# GOAL
Reproduce the records from their first line through the line containing "y-tick-label-3: -40 — [742, 360, 765, 377]", changing every "recession-band" to "recession-shade" and keeping everything else the same.

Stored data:
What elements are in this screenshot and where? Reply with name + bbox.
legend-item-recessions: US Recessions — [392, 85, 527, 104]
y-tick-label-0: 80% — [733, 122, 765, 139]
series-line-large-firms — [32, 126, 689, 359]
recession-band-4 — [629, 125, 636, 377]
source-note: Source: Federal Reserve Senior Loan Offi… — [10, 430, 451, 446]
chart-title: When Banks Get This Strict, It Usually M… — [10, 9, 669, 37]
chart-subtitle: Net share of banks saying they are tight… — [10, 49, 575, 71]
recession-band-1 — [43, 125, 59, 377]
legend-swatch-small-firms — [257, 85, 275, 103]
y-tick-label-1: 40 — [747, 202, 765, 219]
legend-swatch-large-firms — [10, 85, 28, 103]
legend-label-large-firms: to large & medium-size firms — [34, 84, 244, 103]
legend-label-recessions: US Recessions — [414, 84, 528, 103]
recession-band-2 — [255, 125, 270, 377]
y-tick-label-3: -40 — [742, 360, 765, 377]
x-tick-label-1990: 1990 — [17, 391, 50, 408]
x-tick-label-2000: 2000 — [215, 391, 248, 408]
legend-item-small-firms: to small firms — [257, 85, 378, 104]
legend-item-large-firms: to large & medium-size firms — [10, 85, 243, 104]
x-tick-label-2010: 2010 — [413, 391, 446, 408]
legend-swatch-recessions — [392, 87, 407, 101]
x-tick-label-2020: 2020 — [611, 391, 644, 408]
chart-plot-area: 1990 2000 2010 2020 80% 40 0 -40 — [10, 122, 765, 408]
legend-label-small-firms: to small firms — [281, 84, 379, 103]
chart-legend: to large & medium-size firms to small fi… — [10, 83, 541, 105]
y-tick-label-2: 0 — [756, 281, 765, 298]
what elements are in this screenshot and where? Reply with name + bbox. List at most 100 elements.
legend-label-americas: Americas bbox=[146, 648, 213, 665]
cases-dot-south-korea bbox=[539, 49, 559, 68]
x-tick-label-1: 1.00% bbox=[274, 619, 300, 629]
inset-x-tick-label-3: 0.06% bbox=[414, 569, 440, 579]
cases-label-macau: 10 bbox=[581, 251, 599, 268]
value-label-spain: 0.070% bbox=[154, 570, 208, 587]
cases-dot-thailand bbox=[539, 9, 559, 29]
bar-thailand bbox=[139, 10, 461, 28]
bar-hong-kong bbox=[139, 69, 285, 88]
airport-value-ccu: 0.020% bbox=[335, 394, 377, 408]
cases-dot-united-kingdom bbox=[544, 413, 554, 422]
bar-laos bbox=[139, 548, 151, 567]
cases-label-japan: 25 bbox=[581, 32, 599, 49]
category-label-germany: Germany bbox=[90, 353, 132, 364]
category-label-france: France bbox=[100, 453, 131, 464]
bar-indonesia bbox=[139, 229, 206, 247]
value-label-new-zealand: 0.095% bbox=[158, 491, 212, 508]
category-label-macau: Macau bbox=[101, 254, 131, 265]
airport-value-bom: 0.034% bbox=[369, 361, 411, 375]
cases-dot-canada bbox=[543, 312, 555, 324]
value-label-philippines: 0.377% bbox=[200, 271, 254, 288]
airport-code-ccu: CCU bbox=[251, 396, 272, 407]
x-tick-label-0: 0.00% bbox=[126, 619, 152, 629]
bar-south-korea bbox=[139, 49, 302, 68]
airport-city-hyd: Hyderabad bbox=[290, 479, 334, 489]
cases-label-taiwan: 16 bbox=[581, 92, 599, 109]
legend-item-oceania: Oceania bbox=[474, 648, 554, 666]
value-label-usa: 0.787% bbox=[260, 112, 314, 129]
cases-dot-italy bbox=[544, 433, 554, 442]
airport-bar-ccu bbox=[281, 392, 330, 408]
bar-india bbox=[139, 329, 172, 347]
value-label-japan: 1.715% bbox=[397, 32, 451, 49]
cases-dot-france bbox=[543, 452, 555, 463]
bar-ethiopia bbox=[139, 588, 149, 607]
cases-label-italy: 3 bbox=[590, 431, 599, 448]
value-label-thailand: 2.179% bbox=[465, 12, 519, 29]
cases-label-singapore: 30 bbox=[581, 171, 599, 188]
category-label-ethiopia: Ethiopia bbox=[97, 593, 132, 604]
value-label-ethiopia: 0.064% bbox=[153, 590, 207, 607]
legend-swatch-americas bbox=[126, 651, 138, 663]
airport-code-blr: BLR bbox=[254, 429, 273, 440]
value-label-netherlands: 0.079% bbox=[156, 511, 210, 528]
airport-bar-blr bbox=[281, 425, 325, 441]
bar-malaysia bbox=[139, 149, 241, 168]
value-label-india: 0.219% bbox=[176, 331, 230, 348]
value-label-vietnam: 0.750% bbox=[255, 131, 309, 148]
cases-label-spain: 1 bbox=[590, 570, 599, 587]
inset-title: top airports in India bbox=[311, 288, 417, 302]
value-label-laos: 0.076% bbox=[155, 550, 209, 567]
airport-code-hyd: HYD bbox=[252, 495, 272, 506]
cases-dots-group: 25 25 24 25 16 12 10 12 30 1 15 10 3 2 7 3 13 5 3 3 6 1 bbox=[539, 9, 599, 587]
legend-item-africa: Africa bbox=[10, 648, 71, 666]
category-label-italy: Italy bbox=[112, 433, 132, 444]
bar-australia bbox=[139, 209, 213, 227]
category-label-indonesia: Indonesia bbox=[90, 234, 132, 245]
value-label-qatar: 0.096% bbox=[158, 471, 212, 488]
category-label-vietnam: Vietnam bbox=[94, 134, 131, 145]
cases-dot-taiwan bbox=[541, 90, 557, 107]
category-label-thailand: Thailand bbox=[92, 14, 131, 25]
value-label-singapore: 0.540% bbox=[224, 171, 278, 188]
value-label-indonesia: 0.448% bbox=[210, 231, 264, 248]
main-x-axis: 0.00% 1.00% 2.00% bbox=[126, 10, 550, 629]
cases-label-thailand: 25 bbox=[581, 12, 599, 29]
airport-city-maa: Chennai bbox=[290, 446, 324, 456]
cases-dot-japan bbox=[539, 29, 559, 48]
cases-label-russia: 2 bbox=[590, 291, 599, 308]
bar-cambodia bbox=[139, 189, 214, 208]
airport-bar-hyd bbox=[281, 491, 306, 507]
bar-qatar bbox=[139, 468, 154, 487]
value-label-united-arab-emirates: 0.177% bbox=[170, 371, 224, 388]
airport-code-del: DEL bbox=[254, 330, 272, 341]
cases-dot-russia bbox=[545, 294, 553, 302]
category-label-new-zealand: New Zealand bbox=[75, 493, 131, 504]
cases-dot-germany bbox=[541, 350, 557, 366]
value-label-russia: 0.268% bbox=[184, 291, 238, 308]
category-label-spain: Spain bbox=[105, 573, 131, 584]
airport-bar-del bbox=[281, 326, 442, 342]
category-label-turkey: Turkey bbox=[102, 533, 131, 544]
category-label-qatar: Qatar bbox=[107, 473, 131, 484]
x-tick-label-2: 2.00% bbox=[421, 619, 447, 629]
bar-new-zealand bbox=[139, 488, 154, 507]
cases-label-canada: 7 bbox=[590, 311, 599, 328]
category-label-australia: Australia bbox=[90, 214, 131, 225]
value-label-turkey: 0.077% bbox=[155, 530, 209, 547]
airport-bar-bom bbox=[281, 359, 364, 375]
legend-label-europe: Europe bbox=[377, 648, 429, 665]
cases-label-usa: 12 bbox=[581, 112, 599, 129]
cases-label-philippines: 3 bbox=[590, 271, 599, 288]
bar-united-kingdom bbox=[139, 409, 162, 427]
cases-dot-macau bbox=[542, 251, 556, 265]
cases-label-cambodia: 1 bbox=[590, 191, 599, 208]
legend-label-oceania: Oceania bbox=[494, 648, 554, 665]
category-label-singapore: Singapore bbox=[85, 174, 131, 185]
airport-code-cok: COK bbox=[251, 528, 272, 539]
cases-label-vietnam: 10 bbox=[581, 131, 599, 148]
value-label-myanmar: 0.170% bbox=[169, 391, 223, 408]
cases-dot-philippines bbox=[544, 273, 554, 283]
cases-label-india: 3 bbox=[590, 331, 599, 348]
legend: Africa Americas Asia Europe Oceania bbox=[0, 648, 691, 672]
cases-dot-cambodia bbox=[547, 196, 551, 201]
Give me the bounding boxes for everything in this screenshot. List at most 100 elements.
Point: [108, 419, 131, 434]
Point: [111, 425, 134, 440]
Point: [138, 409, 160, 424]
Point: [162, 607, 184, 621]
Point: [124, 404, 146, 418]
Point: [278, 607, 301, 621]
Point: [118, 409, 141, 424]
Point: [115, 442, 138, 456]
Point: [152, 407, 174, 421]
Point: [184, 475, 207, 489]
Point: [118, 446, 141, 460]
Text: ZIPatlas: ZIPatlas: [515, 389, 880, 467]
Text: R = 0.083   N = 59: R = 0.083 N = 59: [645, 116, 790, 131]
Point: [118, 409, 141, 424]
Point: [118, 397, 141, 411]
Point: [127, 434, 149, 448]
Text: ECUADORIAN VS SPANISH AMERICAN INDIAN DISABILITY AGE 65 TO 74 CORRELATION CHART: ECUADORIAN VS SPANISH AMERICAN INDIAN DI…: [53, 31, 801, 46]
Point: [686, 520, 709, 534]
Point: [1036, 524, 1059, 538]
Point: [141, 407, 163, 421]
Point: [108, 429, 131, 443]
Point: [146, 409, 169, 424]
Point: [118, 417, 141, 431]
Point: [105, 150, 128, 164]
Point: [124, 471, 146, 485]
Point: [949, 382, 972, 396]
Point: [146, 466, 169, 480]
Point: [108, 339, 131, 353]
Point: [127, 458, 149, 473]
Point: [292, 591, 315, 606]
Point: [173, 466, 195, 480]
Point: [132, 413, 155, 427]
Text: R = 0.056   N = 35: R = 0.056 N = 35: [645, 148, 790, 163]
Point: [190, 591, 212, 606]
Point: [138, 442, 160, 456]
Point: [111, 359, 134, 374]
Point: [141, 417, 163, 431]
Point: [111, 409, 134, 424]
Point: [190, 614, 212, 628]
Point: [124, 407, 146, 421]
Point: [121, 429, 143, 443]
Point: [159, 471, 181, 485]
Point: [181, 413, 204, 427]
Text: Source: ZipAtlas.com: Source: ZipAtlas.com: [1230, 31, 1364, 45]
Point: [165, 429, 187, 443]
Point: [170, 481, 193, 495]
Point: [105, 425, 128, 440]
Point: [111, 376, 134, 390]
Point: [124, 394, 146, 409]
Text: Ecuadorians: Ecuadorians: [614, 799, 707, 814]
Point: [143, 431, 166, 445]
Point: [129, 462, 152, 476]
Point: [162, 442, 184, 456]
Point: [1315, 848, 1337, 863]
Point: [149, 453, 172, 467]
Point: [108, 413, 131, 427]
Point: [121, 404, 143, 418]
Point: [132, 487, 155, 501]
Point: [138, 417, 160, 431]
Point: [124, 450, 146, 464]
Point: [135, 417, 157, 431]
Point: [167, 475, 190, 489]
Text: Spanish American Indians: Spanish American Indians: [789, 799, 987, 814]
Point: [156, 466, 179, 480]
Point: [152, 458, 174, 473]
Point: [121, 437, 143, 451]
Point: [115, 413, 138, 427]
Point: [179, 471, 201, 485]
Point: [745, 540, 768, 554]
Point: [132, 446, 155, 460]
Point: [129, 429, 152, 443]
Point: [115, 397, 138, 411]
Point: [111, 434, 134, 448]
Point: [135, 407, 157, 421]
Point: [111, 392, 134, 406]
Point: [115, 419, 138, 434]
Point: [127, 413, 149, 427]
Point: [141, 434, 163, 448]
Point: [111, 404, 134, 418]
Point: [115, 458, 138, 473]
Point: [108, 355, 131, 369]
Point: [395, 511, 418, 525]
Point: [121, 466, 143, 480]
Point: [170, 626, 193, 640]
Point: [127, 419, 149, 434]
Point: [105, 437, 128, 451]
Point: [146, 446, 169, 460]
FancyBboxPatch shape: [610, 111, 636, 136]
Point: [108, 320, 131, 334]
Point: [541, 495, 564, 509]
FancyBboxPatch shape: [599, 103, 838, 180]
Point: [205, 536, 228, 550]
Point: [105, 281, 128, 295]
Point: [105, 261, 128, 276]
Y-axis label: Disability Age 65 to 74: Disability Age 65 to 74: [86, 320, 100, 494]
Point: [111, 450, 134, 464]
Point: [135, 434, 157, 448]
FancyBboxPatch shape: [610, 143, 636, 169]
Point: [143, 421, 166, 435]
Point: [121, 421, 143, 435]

# EXPECTED ANSWER
What elements are in this screenshot and where? Reply with name + bbox.
legend-item-recessions: US Recessions — [392, 85, 527, 104]
y-tick-label-0: 80% — [733, 122, 765, 139]
series-line-large-firms — [32, 126, 689, 359]
recession-shade-4 — [629, 125, 636, 377]
source-note: Source: Federal Reserve Senior Loan Offi… — [10, 430, 451, 446]
chart-title: When Banks Get This Strict, It Usually M… — [10, 9, 669, 37]
chart-subtitle: Net share of banks saying they are tight… — [10, 49, 575, 71]
recession-shade-1 — [43, 125, 59, 377]
legend-swatch-small-firms — [257, 85, 275, 103]
y-tick-label-1: 40 — [747, 202, 765, 219]
legend-swatch-large-firms — [10, 85, 28, 103]
legend-label-large-firms: to large & medium-size firms — [34, 84, 244, 103]
legend-label-recessions: US Recessions — [414, 84, 528, 103]
recession-shade-2 — [255, 125, 270, 377]
y-tick-label-3: -40 — [742, 360, 765, 377]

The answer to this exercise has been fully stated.